• EXERCISE OBJECTIVE: Would you return the complete listing below word for word?

[Recorded data]
————

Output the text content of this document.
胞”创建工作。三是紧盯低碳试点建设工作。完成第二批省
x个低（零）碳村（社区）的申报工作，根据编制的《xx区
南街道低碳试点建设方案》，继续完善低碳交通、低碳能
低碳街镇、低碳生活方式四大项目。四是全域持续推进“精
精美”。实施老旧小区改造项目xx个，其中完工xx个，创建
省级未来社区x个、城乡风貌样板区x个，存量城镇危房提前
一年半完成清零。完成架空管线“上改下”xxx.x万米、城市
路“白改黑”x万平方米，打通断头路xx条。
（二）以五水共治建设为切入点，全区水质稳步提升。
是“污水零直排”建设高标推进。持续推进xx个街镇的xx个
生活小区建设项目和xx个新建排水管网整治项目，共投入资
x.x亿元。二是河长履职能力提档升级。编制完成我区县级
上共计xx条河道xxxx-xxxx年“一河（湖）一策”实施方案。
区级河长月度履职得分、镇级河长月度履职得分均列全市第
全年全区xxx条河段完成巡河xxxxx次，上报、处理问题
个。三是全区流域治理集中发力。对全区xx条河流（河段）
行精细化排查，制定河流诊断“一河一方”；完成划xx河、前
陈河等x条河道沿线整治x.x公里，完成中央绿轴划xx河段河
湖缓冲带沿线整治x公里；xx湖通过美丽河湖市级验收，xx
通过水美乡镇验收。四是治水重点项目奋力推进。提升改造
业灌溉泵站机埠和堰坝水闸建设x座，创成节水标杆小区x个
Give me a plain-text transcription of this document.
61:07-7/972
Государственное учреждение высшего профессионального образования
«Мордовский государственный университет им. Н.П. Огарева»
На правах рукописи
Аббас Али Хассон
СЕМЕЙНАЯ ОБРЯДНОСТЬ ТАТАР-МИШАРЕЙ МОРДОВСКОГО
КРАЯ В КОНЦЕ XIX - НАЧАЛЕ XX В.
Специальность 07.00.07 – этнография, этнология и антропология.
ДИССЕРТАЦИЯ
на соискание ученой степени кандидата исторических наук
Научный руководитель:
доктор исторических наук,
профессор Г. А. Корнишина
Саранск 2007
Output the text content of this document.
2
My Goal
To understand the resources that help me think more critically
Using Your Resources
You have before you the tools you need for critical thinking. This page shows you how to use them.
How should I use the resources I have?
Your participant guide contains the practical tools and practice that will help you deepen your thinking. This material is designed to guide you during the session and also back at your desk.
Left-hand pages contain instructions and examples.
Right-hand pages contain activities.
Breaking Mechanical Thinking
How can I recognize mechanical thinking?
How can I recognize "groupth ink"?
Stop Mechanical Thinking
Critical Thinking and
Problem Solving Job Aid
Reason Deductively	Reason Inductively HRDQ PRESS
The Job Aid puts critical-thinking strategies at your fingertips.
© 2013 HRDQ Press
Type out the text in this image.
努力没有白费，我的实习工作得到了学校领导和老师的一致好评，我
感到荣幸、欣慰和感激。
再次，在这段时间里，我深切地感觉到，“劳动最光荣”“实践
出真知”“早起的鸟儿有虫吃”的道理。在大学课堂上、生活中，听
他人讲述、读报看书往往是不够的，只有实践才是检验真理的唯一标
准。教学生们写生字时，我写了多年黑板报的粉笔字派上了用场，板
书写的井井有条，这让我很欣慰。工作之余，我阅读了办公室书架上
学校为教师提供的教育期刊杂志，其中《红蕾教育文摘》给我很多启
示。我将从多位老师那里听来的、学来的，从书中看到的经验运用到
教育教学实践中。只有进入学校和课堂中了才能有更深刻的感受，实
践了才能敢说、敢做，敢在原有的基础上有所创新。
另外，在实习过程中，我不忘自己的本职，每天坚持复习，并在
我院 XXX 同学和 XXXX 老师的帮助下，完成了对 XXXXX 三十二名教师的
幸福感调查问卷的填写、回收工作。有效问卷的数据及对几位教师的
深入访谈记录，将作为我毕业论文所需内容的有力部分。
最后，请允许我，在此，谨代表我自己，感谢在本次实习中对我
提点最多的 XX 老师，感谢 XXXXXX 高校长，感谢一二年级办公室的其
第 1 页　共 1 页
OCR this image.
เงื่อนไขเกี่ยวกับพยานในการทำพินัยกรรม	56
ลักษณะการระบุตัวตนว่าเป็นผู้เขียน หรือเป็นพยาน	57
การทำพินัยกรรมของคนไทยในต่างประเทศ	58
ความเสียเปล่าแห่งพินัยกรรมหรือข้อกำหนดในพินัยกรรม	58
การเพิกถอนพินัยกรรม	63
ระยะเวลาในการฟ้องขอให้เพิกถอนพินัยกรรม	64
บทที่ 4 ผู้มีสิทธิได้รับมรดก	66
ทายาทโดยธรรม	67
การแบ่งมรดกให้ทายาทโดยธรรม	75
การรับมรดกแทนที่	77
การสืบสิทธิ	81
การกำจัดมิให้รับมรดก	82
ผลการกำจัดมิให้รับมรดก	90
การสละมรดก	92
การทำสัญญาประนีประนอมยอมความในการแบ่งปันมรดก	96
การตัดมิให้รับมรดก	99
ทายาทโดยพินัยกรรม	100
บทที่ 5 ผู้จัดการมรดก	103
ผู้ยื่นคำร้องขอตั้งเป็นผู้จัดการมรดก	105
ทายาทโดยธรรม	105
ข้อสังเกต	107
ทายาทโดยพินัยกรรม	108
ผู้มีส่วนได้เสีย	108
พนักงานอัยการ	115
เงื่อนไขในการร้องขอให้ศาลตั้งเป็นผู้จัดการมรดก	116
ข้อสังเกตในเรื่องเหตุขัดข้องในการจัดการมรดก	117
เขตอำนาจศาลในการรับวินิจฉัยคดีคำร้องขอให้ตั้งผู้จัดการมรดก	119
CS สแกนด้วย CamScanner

————

• TASK RESULT:
Output the text content of this document.
胞”创建工作。三是紧盯低碳试点建设工作。完成第二批省
x个低（零）碳村（社区）的申报工作，根据编制的《xx区
南街道低碳试点建设方案》，继续完善低碳交通、低碳能
低碳街镇、低碳生活方式四大项目。四是全域持续推进“精
精美”。实施老旧小区改造项目xx个，其中完工xx个，创建
省级未来社区x个、城乡风貌样板区x个，存量城镇危房提前
一年半完成清零。完成架空管线“上改下”xxx.x万米、城市
路“白改黑”x万平方米，打通断头路xx条。
（二）以五水共治建设为切入点，全区水质稳步提升。
是“污水零直排”建设高标推进。持续推进xx个街镇的xx个
生活小区建设项目和xx个新建排水管网整治项目，共投入资
x.x亿元。二是河长履职能力提档升级。编制完成我区县级
上共计xx条河道xxxx-xxxx年“一河（湖）一策”实施方案。
区级河长月度履职得分、镇级河长月度履职得分均列全市第
全年全区xxx条河段完成巡河xxxxx次，上报、处理问题
个。三是全区流域治理集中发力。对全区xx条河流（河段）
行精细化排查，制定河流诊断“一河一方”；完成划xx河、前
陈河等x条河道沿线整治x.x公里，完成中央绿轴划xx河段河
湖缓冲带沿线整治x公里；xx湖通过美丽河湖市级验收，xx
通过水美乡镇验收。四是治水重点项目奋力推进。提升改造
业灌溉泵站机埠和堰坝水闸建设x座，创成节水标杆小区x个
Give me a plain-text transcription of this document.
61:07-7/972
Государственное учреждение высшего профессионального образования
«Мордовский государственный университет им. Н.П. Огарева»
На правах рукописи
Аббас Али Хассон
СЕМЕЙНАЯ ОБРЯДНОСТЬ ТАТАР-МИШАРЕЙ МОРДОВСКОГО
КРАЯ В КОНЦЕ XIX - НАЧАЛЕ XX В.
Специальность 07.00.07 – этнография, этнология и антропология.
ДИССЕРТАЦИЯ
на соискание ученой степени кандидата исторических наук
Научный руководитель:
доктор исторических наук,
профессор Г. А. Корнишина
Саранск 2007
Output the text content of this document.
2
My Goal
To understand the resources that help me think more critically
Using Your Resources
You have before you the tools you need for critical thinking. This page shows you how to use them.
How should I use the resources I have?
Your participant guide contains the practical tools and practice that will help you deepen your thinking. This material is designed to guide you during the session and also back at your desk.
Left-hand pages contain instructions and examples.
Right-hand pages contain activities.
Breaking Mechanical Thinking
How can I recognize mechanical thinking?
How can I recognize "groupth ink"?
Stop Mechanical Thinking
Critical Thinking and
Problem Solving Job Aid
Reason Deductively	Reason Inductively HRDQ PRESS
The Job Aid puts critical-thinking strategies at your fingertips.
© 2013 HRDQ Press
Type out the text in this image.
努力没有白费，我的实习工作得到了学校领导和老师的一致好评，我
感到荣幸、欣慰和感激。
再次，在这段时间里，我深切地感觉到，“劳动最光荣”“实践
出真知”“早起的鸟儿有虫吃”的道理。在大学课堂上、生活中，听
他人讲述、读报看书往往是不够的，只有实践才是检验真理的唯一标
准。教学生们写生字时，我写了多年黑板报的粉笔字派上了用场，板
书写的井井有条，这让我很欣慰。工作之余，我阅读了办公室书架上
学校为教师提供的教育期刊杂志，其中《红蕾教育文摘》给我很多启
示。我将从多位老师那里听来的、学来的，从书中看到的经验运用到
教育教学实践中。只有进入学校和课堂中了才能有更深刻的感受，实
践了才能敢说、敢做，敢在原有的基础上有所创新。
另外，在实习过程中，我不忘自己的本职，每天坚持复习，并在
我院 XXX 同学和 XXXX 老师的帮助下，完成了对 XXXXX 三十二名教师的
幸福感调查问卷的填写、回收工作。有效问卷的数据及对几位教师的
深入访谈记录，将作为我毕业论文所需内容的有力部分。
最后，请允许我，在此，谨代表我自己，感谢在本次实习中对我
提点最多的 XX 老师，感谢 XXXXXX 高校长，感谢一二年级办公室的其
第 1 页　共 1 页
OCR this image.
เงื่อนไขเกี่ยวกับพยานในการทำพินัยกรรม	56
ลักษณะการระบุตัวตนว่าเป็นผู้เขียน หรือเป็นพยาน	57
การทำพินัยกรรมของคนไทยในต่างประเทศ	58
ความเสียเปล่าแห่งพินัยกรรมหรือข้อกำหนดในพินัยกรรม	58
การเพิกถอนพินัยกรรม	63
ระยะเวลาในการฟ้องขอให้เพิกถอนพินัยกรรม	64
บทที่ 4 ผู้มีสิทธิได้รับมรดก	66
ทายาทโดยธรรม	67
การแบ่งมรดกให้ทายาทโดยธรรม	75
การรับมรดกแทนที่	77
การสืบสิทธิ	81
การกำจัดมิให้รับมรดก	82
ผลการกำจัดมิให้รับมรดก	90
การสละมรดก	92
การทำสัญญาประนีประนอมยอมความในการแบ่งปันมรดก	96
การตัดมิให้รับมรดก	99
ทายาทโดยพินัยกรรม	100
บทที่ 5 ผู้จัดการมรดก	103
ผู้ยื่นคำร้องขอตั้งเป็นผู้จัดการมรดก	105
ทายาทโดยธรรม	105
ข้อสังเกต	107
ทายาทโดยพินัยกรรม	108
ผู้มีส่วนได้เสีย	108
พนักงานอัยการ	115
เงื่อนไขในการร้องขอให้ศาลตั้งเป็นผู้จัดการมรดก	116
ข้อสังเกตในเรื่องเหตุขัดข้องในการจัดการมรดก	117
เขตอำนาจศาลในการรับวินิจฉัยคดีคำร้องขอให้ตั้งผู้จัดการมรดก	119
CS สแกนด้วย CamScanner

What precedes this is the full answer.